Instruction:
Determine the number of lines containing the word "профилактике". Reply with it and nothing else.

Exercise material:
####
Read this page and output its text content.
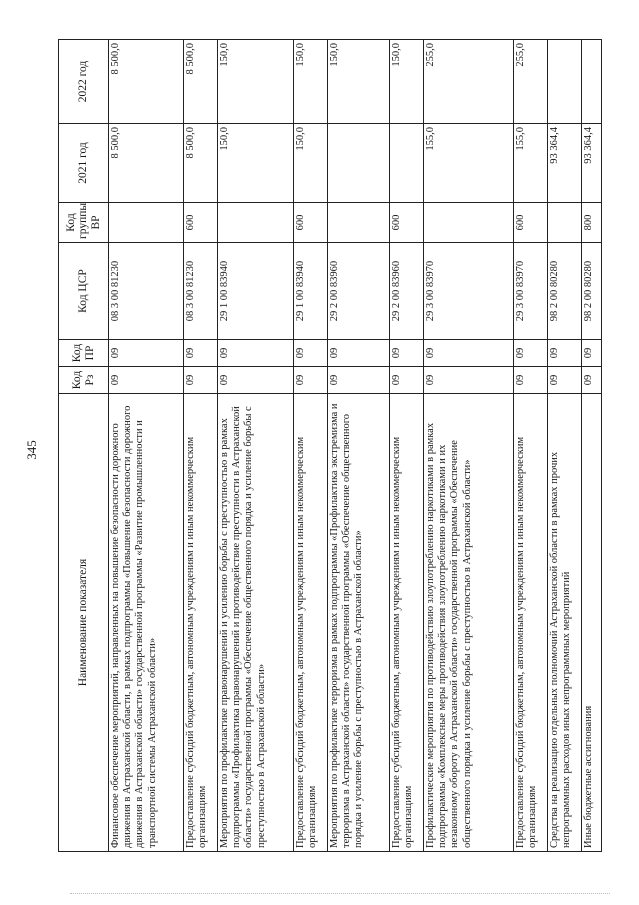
345
Наименование показателя	Код Рз	Код ПР	Код ЦСР	Код группы ВР	2021 год	2022 год
Финансовое обеспечение мероприятий, направленных на повышение безопасности дорожного движения в Астраханской области, в рамках подпрограммы «Повышение безопасности дорожного движения в Астраханской области» государственной программы «Развитие промышленности и транспортной системы Астраханской области»	09	09	08 3 00 81230		8 500,0	8 500,0
Предоставление субсидий бюджетным, автономным учреждениям и иным некоммерческим организациям	09	09	08 3 00 81230	600	8 500,0	8 500,0
Мероприятия по профилактике правонарушений и усилению борьбы с преступностью в рамках подпрограммы «Профилактика правонарушений и противодействие преступности в Астраханской области» государственной программы «Обеспечение общественного порядка и усиление борьбы с преступностью в Астраханской области»	09	09	29 1 00 83940		150,0	150,0
Предоставление субсидий бюджетным, автономным учреждениям и иным некоммерческим организациям	09	09	29 1 00 83940	600	150,0	150,0
Мероприятия по профилактике терроризма в рамках подпрограммы «Профилактика экстремизма и терроризма в Астраханской области» государственной программы «Обеспечение общественного порядка и усиление борьбы с преступностью в Астраханской области»	09	09	29 2 00 83960			150,0
Предоставление субсидий бюджетным, автономным учреждениям и иным некоммерческим организациям	09	09	29 2 00 83960	600		150,0
Профилактические мероприятия по противодействию злоупотреблению наркотиками в рамках подпрограммы «Комплексные меры противодействия злоупотреблению наркотиками и их незаконному обороту в Астраханской области» государственной программы «Обеспечение общественного порядка и усиление борьбы с преступностью в Астраханской области»	09	09	29 3 00 83970		155,0	255,0
Предоставление субсидий бюджетным, автономным учреждениям и иным некоммерческим организациям	09	09	29 3 00 83970	600	155,0	255,0
Средства на реализацию отдельных полномочий Астраханской области в рамках прочих непрограммных расходов иных непрограммных мероприятий	09	09	98 2 00 80280		93 364,4	
Иные бюджетные ассигнования	09	09	98 2 00 80280	800	93 364,4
####
Complete answer:
2